PROMPT ::
Records follow. Select each line holding "name".
---
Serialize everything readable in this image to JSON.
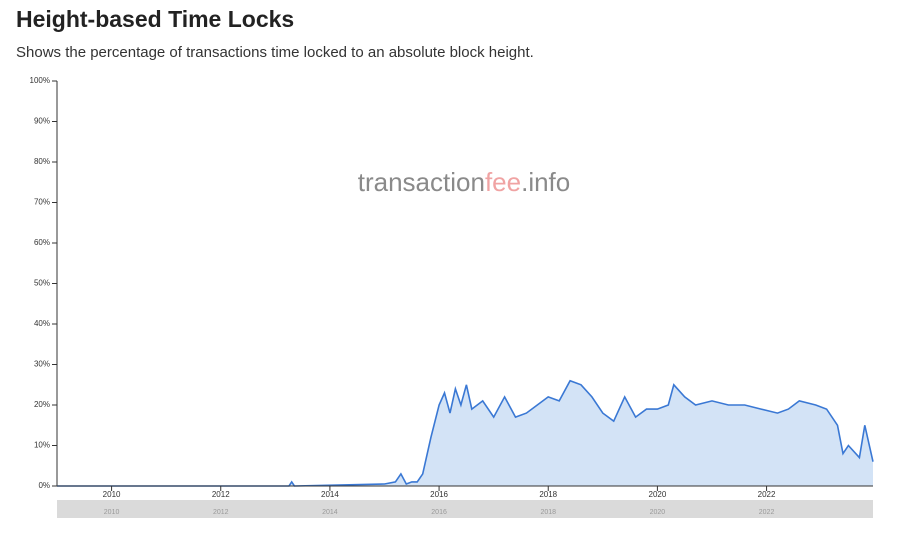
{
  "chart_data": {
    "type": "area",
    "title": "Height-based Time Locks",
    "subtitle": "Shows the percentage of transactions time locked to an absolute block height.",
    "watermark": [
      "transaction",
      "fee",
      ".info"
    ],
    "color": "#3a78d4",
    "fill": "#d3e3f6",
    "x": [
      2009.0,
      2013.25,
      2013.3,
      2013.35,
      2015.0,
      2015.2,
      2015.3,
      2015.4,
      2015.5,
      2015.6,
      2015.7,
      2015.85,
      2016.0,
      2016.1,
      2016.2,
      2016.3,
      2016.4,
      2016.5,
      2016.6,
      2016.8,
      2017.0,
      2017.2,
      2017.4,
      2017.6,
      2017.8,
      2018.0,
      2018.2,
      2018.4,
      2018.6,
      2018.8,
      2019.0,
      2019.2,
      2019.4,
      2019.6,
      2019.8,
      2020.0,
      2020.2,
      2020.3,
      2020.5,
      2020.7,
      2021.0,
      2021.3,
      2021.6,
      2021.9,
      2022.2,
      2022.4,
      2022.6,
      2022.9,
      2023.1,
      2023.3,
      2023.4,
      2023.5,
      2023.7,
      2023.8,
      2023.95
    ],
    "values": [
      0,
      0,
      1,
      0,
      0.5,
      1,
      3,
      0.5,
      1,
      1,
      3,
      12,
      20,
      23,
      18,
      24,
      20,
      25,
      19,
      21,
      17,
      22,
      17,
      18,
      20,
      22,
      21,
      26,
      25,
      22,
      18,
      16,
      22,
      17,
      19,
      19,
      20,
      25,
      22,
      20,
      21,
      20,
      20,
      19,
      18,
      19,
      21,
      20,
      19,
      15,
      8,
      10,
      7,
      15,
      6
    ],
    "xlim": [
      2009.0,
      2023.95
    ],
    "xticks": [
      2010,
      2012,
      2014,
      2016,
      2018,
      2020,
      2022
    ],
    "ylim": [
      0,
      100
    ],
    "yticks": [
      {
        "value": 0,
        "label": "0%"
      },
      {
        "value": 10,
        "label": "10%"
      },
      {
        "value": 20,
        "label": "20%"
      },
      {
        "value": 30,
        "label": "30%"
      },
      {
        "value": 40,
        "label": "40%"
      },
      {
        "value": 50,
        "label": "50%"
      },
      {
        "value": 60,
        "label": "60%"
      },
      {
        "value": 70,
        "label": "70%"
      },
      {
        "value": 80,
        "label": "80%"
      },
      {
        "value": 90,
        "label": "90%"
      },
      {
        "value": 100,
        "label": "100%"
      }
    ]
  }
}
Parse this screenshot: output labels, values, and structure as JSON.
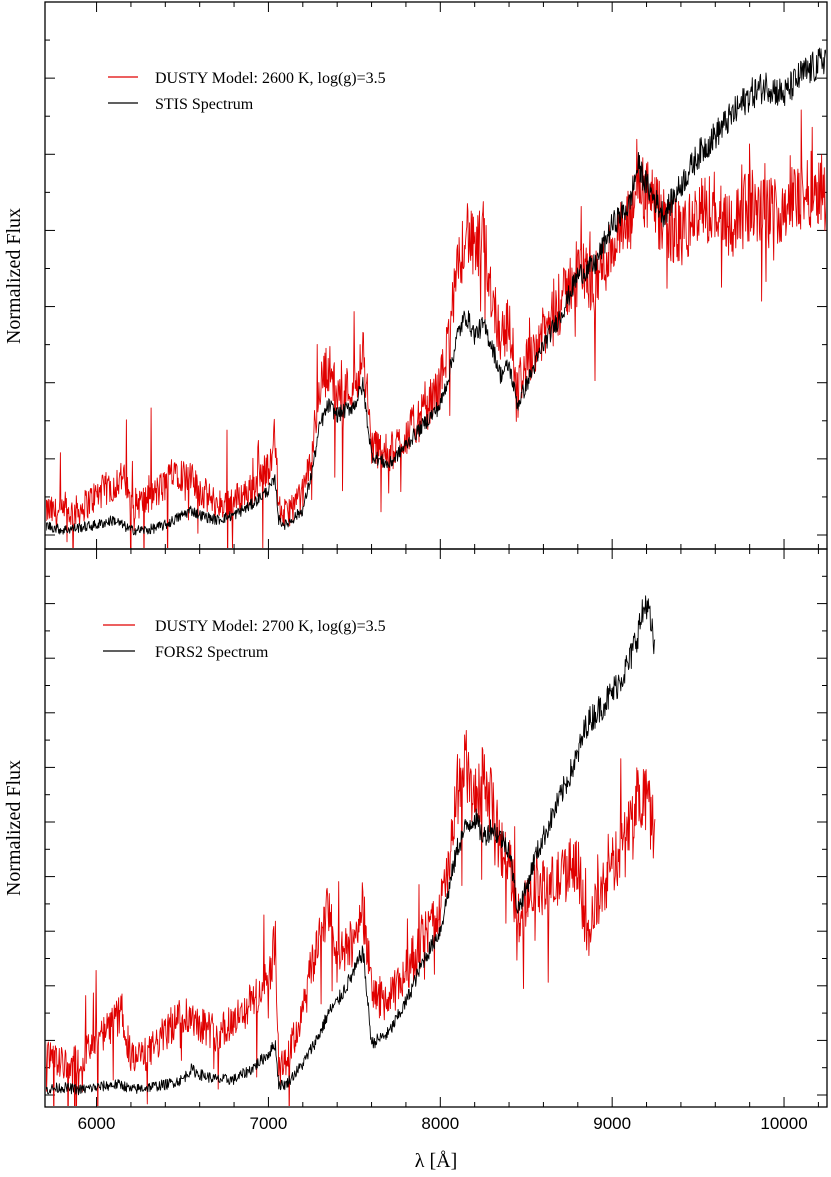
{
  "chart_data": [
    {
      "type": "line",
      "panel": "top",
      "title": "",
      "xlabel": "λ [Å]",
      "ylabel": "Normalized Flux",
      "xlim": [
        5700,
        10250
      ],
      "ylim": [
        0,
        1
      ],
      "y_tick_labels_shown": false,
      "legend_position": "top-left",
      "series": [
        {
          "name": "DUSTY Model: 2600 K, log(g)=3.5",
          "color": "#e00000",
          "x": [
            5700,
            5800,
            5900,
            6000,
            6100,
            6150,
            6200,
            6300,
            6400,
            6450,
            6500,
            6550,
            6600,
            6700,
            6800,
            6900,
            7000,
            7040,
            7060,
            7100,
            7200,
            7250,
            7300,
            7350,
            7400,
            7500,
            7550,
            7600,
            7700,
            7800,
            7900,
            8000,
            8050,
            8100,
            8150,
            8200,
            8250,
            8300,
            8350,
            8400,
            8450,
            8500,
            8550,
            8600,
            8700,
            8800,
            8900,
            9000,
            9100,
            9150,
            9200,
            9300,
            9400,
            9500,
            9600,
            9700,
            9800,
            9900,
            10000,
            10100,
            10200,
            10250
          ],
          "values": [
            0.05,
            0.04,
            0.05,
            0.08,
            0.1,
            0.12,
            0.06,
            0.07,
            0.1,
            0.14,
            0.12,
            0.11,
            0.09,
            0.06,
            0.07,
            0.09,
            0.14,
            0.2,
            0.05,
            0.04,
            0.08,
            0.16,
            0.3,
            0.34,
            0.28,
            0.3,
            0.36,
            0.18,
            0.16,
            0.2,
            0.24,
            0.3,
            0.4,
            0.52,
            0.62,
            0.56,
            0.6,
            0.48,
            0.4,
            0.42,
            0.3,
            0.34,
            0.38,
            0.4,
            0.46,
            0.54,
            0.5,
            0.58,
            0.62,
            0.7,
            0.68,
            0.62,
            0.6,
            0.64,
            0.66,
            0.62,
            0.66,
            0.64,
            0.66,
            0.68,
            0.7,
            0.68
          ]
        },
        {
          "name": "STIS Spectrum",
          "color": "#000000",
          "x": [
            5700,
            5800,
            5900,
            6000,
            6100,
            6150,
            6200,
            6300,
            6400,
            6450,
            6500,
            6550,
            6600,
            6700,
            6800,
            6900,
            7000,
            7040,
            7060,
            7100,
            7200,
            7250,
            7300,
            7350,
            7400,
            7500,
            7550,
            7600,
            7700,
            7800,
            7900,
            8000,
            8050,
            8100,
            8150,
            8200,
            8250,
            8300,
            8350,
            8400,
            8450,
            8500,
            8550,
            8600,
            8700,
            8800,
            8900,
            9000,
            9100,
            9150,
            9200,
            9300,
            9400,
            9500,
            9600,
            9700,
            9800,
            9900,
            10000,
            10100,
            10200,
            10250
          ],
          "values": [
            0.02,
            0.01,
            0.015,
            0.02,
            0.03,
            0.02,
            0.01,
            0.01,
            0.02,
            0.03,
            0.04,
            0.05,
            0.04,
            0.03,
            0.04,
            0.06,
            0.09,
            0.11,
            0.03,
            0.02,
            0.05,
            0.12,
            0.22,
            0.26,
            0.24,
            0.26,
            0.3,
            0.16,
            0.14,
            0.18,
            0.22,
            0.26,
            0.32,
            0.4,
            0.44,
            0.4,
            0.42,
            0.38,
            0.32,
            0.34,
            0.26,
            0.3,
            0.34,
            0.38,
            0.44,
            0.52,
            0.54,
            0.62,
            0.66,
            0.74,
            0.7,
            0.64,
            0.7,
            0.76,
            0.8,
            0.84,
            0.88,
            0.9,
            0.88,
            0.92,
            0.94,
            0.96
          ]
        }
      ]
    },
    {
      "type": "line",
      "panel": "bottom",
      "title": "",
      "xlabel": "λ [Å]",
      "ylabel": "Normalized Flux",
      "xlim": [
        5700,
        10250
      ],
      "ylim": [
        0,
        1
      ],
      "x_tick_labels": [
        "6000",
        "7000",
        "8000",
        "9000",
        "10000"
      ],
      "x_ticks": [
        6000,
        7000,
        8000,
        9000,
        10000
      ],
      "y_tick_labels_shown": false,
      "legend_position": "top-left",
      "series": [
        {
          "name": "DUSTY Model: 2700 K, log(g)=3.5",
          "color": "#e00000",
          "x": [
            5700,
            5800,
            5900,
            6000,
            6100,
            6150,
            6200,
            6300,
            6400,
            6500,
            6600,
            6700,
            6800,
            6900,
            7000,
            7040,
            7060,
            7100,
            7200,
            7300,
            7350,
            7400,
            7500,
            7550,
            7600,
            7700,
            7800,
            7900,
            8000,
            8050,
            8100,
            8150,
            8200,
            8250,
            8300,
            8350,
            8400,
            8450,
            8500,
            8550,
            8600,
            8700,
            8800,
            8850,
            8900,
            9000,
            9100,
            9150,
            9200,
            9250
          ],
          "values": [
            0.08,
            0.06,
            0.07,
            0.1,
            0.14,
            0.16,
            0.07,
            0.08,
            0.12,
            0.16,
            0.14,
            0.12,
            0.14,
            0.18,
            0.22,
            0.3,
            0.05,
            0.06,
            0.16,
            0.32,
            0.36,
            0.26,
            0.3,
            0.38,
            0.2,
            0.18,
            0.24,
            0.3,
            0.36,
            0.44,
            0.58,
            0.64,
            0.56,
            0.62,
            0.56,
            0.48,
            0.46,
            0.34,
            0.38,
            0.42,
            0.4,
            0.42,
            0.46,
            0.3,
            0.36,
            0.44,
            0.52,
            0.58,
            0.6,
            0.5
          ]
        },
        {
          "name": "FORS2 Spectrum",
          "color": "#000000",
          "x": [
            5700,
            5800,
            5900,
            6000,
            6100,
            6150,
            6200,
            6300,
            6400,
            6500,
            6550,
            6600,
            6700,
            6800,
            6900,
            7000,
            7040,
            7060,
            7100,
            7200,
            7300,
            7350,
            7400,
            7500,
            7550,
            7600,
            7700,
            7800,
            7900,
            8000,
            8050,
            8100,
            8150,
            8200,
            8250,
            8300,
            8350,
            8400,
            8450,
            8500,
            8550,
            8600,
            8700,
            8800,
            8850,
            8900,
            9000,
            9100,
            9150,
            9200,
            9250
          ],
          "values": [
            0.01,
            0.015,
            0.01,
            0.015,
            0.02,
            0.02,
            0.01,
            0.015,
            0.02,
            0.03,
            0.05,
            0.04,
            0.03,
            0.03,
            0.05,
            0.08,
            0.1,
            0.02,
            0.02,
            0.06,
            0.12,
            0.16,
            0.18,
            0.24,
            0.28,
            0.1,
            0.12,
            0.18,
            0.26,
            0.32,
            0.4,
            0.48,
            0.52,
            0.54,
            0.5,
            0.52,
            0.5,
            0.48,
            0.36,
            0.4,
            0.46,
            0.5,
            0.58,
            0.66,
            0.72,
            0.74,
            0.78,
            0.84,
            0.9,
            0.96,
            0.86
          ]
        }
      ]
    }
  ]
}
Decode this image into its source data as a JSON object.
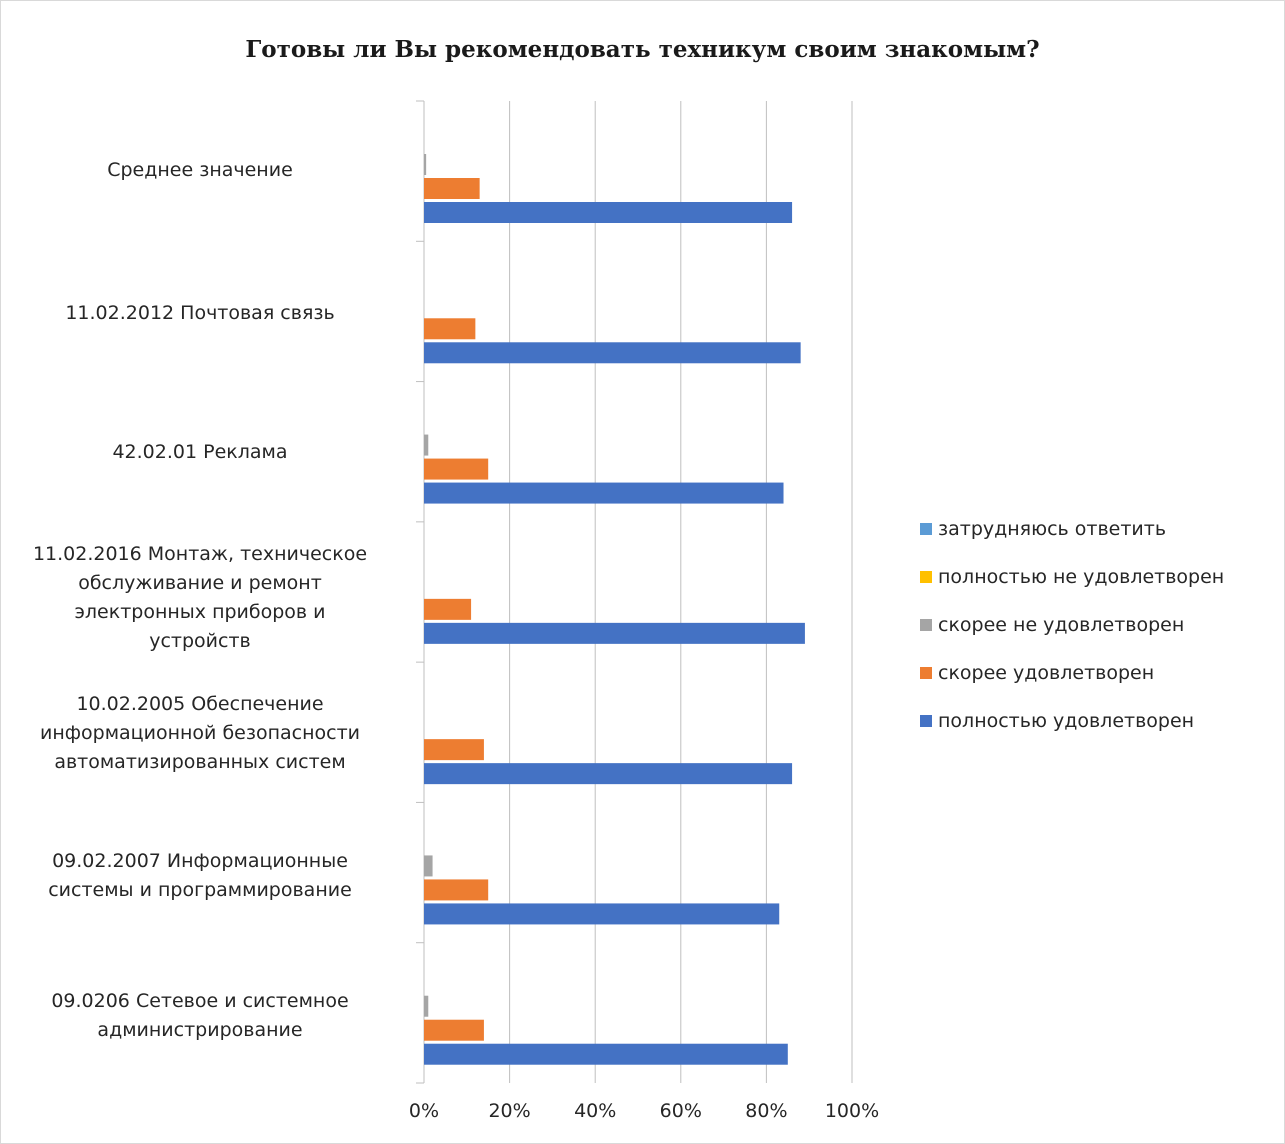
---
SOLUTION ::
          "name": "DUSTY Model: 2600 K, log(g)=3.5",
          "name": "STIS Spectrum",
          "name": "DUSTY Model: 2700 K, log(g)=3.5",
          "name": "FORS2 Spectrum",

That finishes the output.